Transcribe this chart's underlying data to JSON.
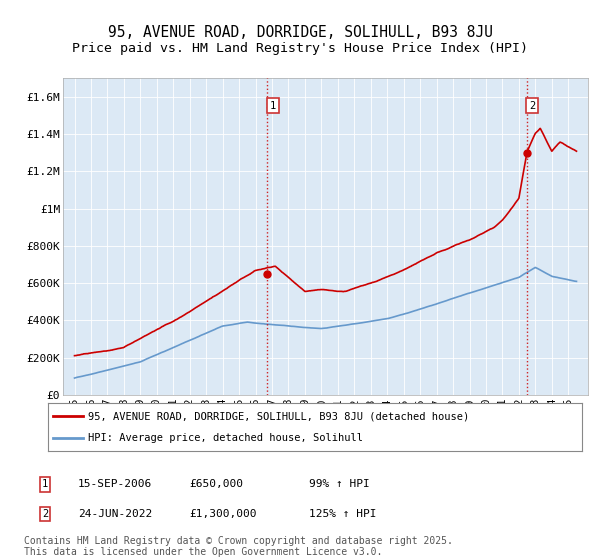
{
  "title": "95, AVENUE ROAD, DORRIDGE, SOLIHULL, B93 8JU",
  "subtitle": "Price paid vs. HM Land Registry's House Price Index (HPI)",
  "ylim": [
    0,
    1700000
  ],
  "yticks": [
    0,
    200000,
    400000,
    600000,
    800000,
    1000000,
    1200000,
    1400000,
    1600000
  ],
  "ytick_labels": [
    "£0",
    "£200K",
    "£400K",
    "£600K",
    "£800K",
    "£1M",
    "£1.2M",
    "£1.4M",
    "£1.6M"
  ],
  "sale1_date": "15-SEP-2006",
  "sale1_price": 650000,
  "sale1_label": "1",
  "sale1_x": 2006.71,
  "sale2_date": "24-JUN-2022",
  "sale2_price": 1300000,
  "sale2_label": "2",
  "sale2_x": 2022.47,
  "legend_line1": "95, AVENUE ROAD, DORRIDGE, SOLIHULL, B93 8JU (detached house)",
  "legend_line2": "HPI: Average price, detached house, Solihull",
  "footer": "Contains HM Land Registry data © Crown copyright and database right 2025.\nThis data is licensed under the Open Government Licence v3.0.",
  "red_color": "#cc0000",
  "blue_color": "#6699cc",
  "plot_bg_color": "#dce9f5",
  "background_color": "#ffffff",
  "grid_color": "#ffffff",
  "title_fontsize": 10.5,
  "subtitle_fontsize": 9.5,
  "axis_fontsize": 8,
  "footer_fontsize": 7
}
......
## Objective
Repeat the lines above exactly, and keep every picture out.

## Task output
Transcribe this chart's underlying data to JSON.
{
  "title": "95, AVENUE ROAD, DORRIDGE, SOLIHULL, B93 8JU",
  "subtitle": "Price paid vs. HM Land Registry's House Price Index (HPI)",
  "ylim": [
    0,
    1700000
  ],
  "yticks": [
    0,
    200000,
    400000,
    600000,
    800000,
    1000000,
    1200000,
    1400000,
    1600000
  ],
  "ytick_labels": [
    "£0",
    "£200K",
    "£400K",
    "£600K",
    "£800K",
    "£1M",
    "£1.2M",
    "£1.4M",
    "£1.6M"
  ],
  "sale1_date": "15-SEP-2006",
  "sale1_price": 650000,
  "sale1_label": "1",
  "sale1_x": 2006.71,
  "sale2_date": "24-JUN-2022",
  "sale2_price": 1300000,
  "sale2_label": "2",
  "sale2_x": 2022.47,
  "legend_line1": "95, AVENUE ROAD, DORRIDGE, SOLIHULL, B93 8JU (detached house)",
  "legend_line2": "HPI: Average price, detached house, Solihull",
  "footer": "Contains HM Land Registry data © Crown copyright and database right 2025.\nThis data is licensed under the Open Government Licence v3.0.",
  "red_color": "#cc0000",
  "blue_color": "#6699cc",
  "plot_bg_color": "#dce9f5",
  "background_color": "#ffffff",
  "grid_color": "#ffffff",
  "title_fontsize": 10.5,
  "subtitle_fontsize": 9.5,
  "axis_fontsize": 8,
  "footer_fontsize": 7
}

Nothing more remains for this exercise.